→ **Short problem**
Copy everything in the data below exactly except the pictures.

Dataset records
++++
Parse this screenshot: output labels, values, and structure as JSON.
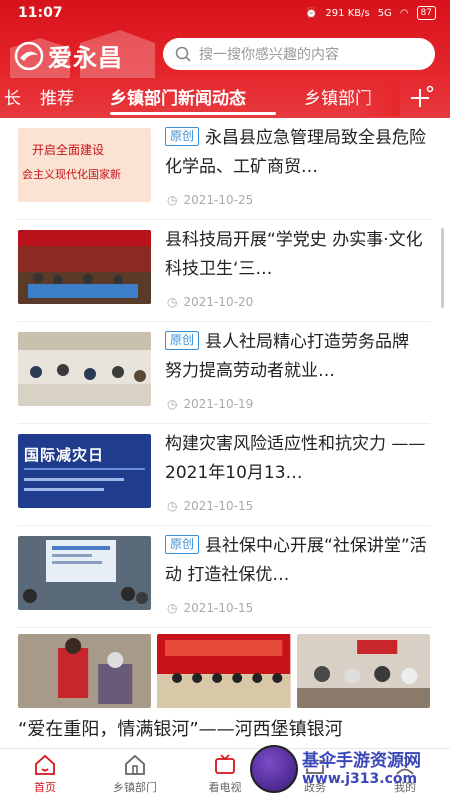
{
  "status_bar": {
    "time": "11:07",
    "network": "291 KB/s",
    "signal": "5G",
    "battery": "87"
  },
  "app": {
    "name": "爱永昌"
  },
  "search": {
    "placeholder": "搜一搜你感兴趣的内容"
  },
  "tabs": [
    {
      "label": "长"
    },
    {
      "label": "推荐"
    },
    {
      "label": "乡镇部门新闻动态",
      "active": true
    },
    {
      "label": "乡镇部门"
    }
  ],
  "articles": [
    {
      "badge": "原创",
      "title": "永昌县应急管理局致全县危险化学品、工矿商贸…",
      "date": "2021-10-25",
      "thumb_text": "开启全面建设 社会主义现代化国家新"
    },
    {
      "badge": "",
      "title": "县科技局开展“学党史 办实事·文化科技卫生‘三…",
      "date": "2021-10-20",
      "thumb_text": ""
    },
    {
      "badge": "原创",
      "title": "县人社局精心打造劳务品牌 努力提高劳动者就业…",
      "date": "2021-10-19",
      "thumb_text": ""
    },
    {
      "badge": "",
      "title": "构建灾害风险适应性和抗灾力 —— 2021年10月13…",
      "date": "2021-10-15",
      "thumb_text": "国际减灾日"
    },
    {
      "badge": "原创",
      "title": "县社保中心开展“社保讲堂”活动 打造社保优…",
      "date": "2021-10-15",
      "thumb_text": ""
    }
  ],
  "featured": {
    "title": "“爱在重阳，情满银河”——河西堡镇银河"
  },
  "bottom_nav": [
    {
      "label": "首页",
      "active": true
    },
    {
      "label": "乡镇部门"
    },
    {
      "label": "看电视"
    },
    {
      "label": "政务"
    },
    {
      "label": "我的"
    }
  ],
  "watermark": {
    "text": "基伞手游资源网",
    "url": "www.j313.com"
  },
  "colors": {
    "brand_red": "#d8121a",
    "badge_blue": "#3a8fd8"
  }
}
++++
→ **Output**
Parse this screenshot: output labels, values, and structure as JSON.
{
  "status_bar": {
    "time": "11:07",
    "network": "291 KB/s",
    "signal": "5G",
    "battery": "87"
  },
  "app": {
    "name": "爱永昌"
  },
  "search": {
    "placeholder": "搜一搜你感兴趣的内容"
  },
  "tabs": [
    {
      "label": "长"
    },
    {
      "label": "推荐"
    },
    {
      "label": "乡镇部门新闻动态",
      "active": true
    },
    {
      "label": "乡镇部门"
    }
  ],
  "articles": [
    {
      "badge": "原创",
      "title": "永昌县应急管理局致全县危险化学品、工矿商贸…",
      "date": "2021-10-25",
      "thumb_text": "开启全面建设 社会主义现代化国家新"
    },
    {
      "badge": "",
      "title": "县科技局开展“学党史 办实事·文化科技卫生‘三…",
      "date": "2021-10-20",
      "thumb_text": ""
    },
    {
      "badge": "原创",
      "title": "县人社局精心打造劳务品牌 努力提高劳动者就业…",
      "date": "2021-10-19",
      "thumb_text": ""
    },
    {
      "badge": "",
      "title": "构建灾害风险适应性和抗灾力 —— 2021年10月13…",
      "date": "2021-10-15",
      "thumb_text": "国际减灾日"
    },
    {
      "badge": "原创",
      "title": "县社保中心开展“社保讲堂”活动 打造社保优…",
      "date": "2021-10-15",
      "thumb_text": ""
    }
  ],
  "featured": {
    "title": "“爱在重阳，情满银河”——河西堡镇银河"
  },
  "bottom_nav": [
    {
      "label": "首页",
      "active": true
    },
    {
      "label": "乡镇部门"
    },
    {
      "label": "看电视"
    },
    {
      "label": "政务"
    },
    {
      "label": "我的"
    }
  ],
  "watermark": {
    "text": "基伞手游资源网",
    "url": "www.j313.com"
  },
  "colors": {
    "brand_red": "#d8121a",
    "badge_blue": "#3a8fd8"
  }
}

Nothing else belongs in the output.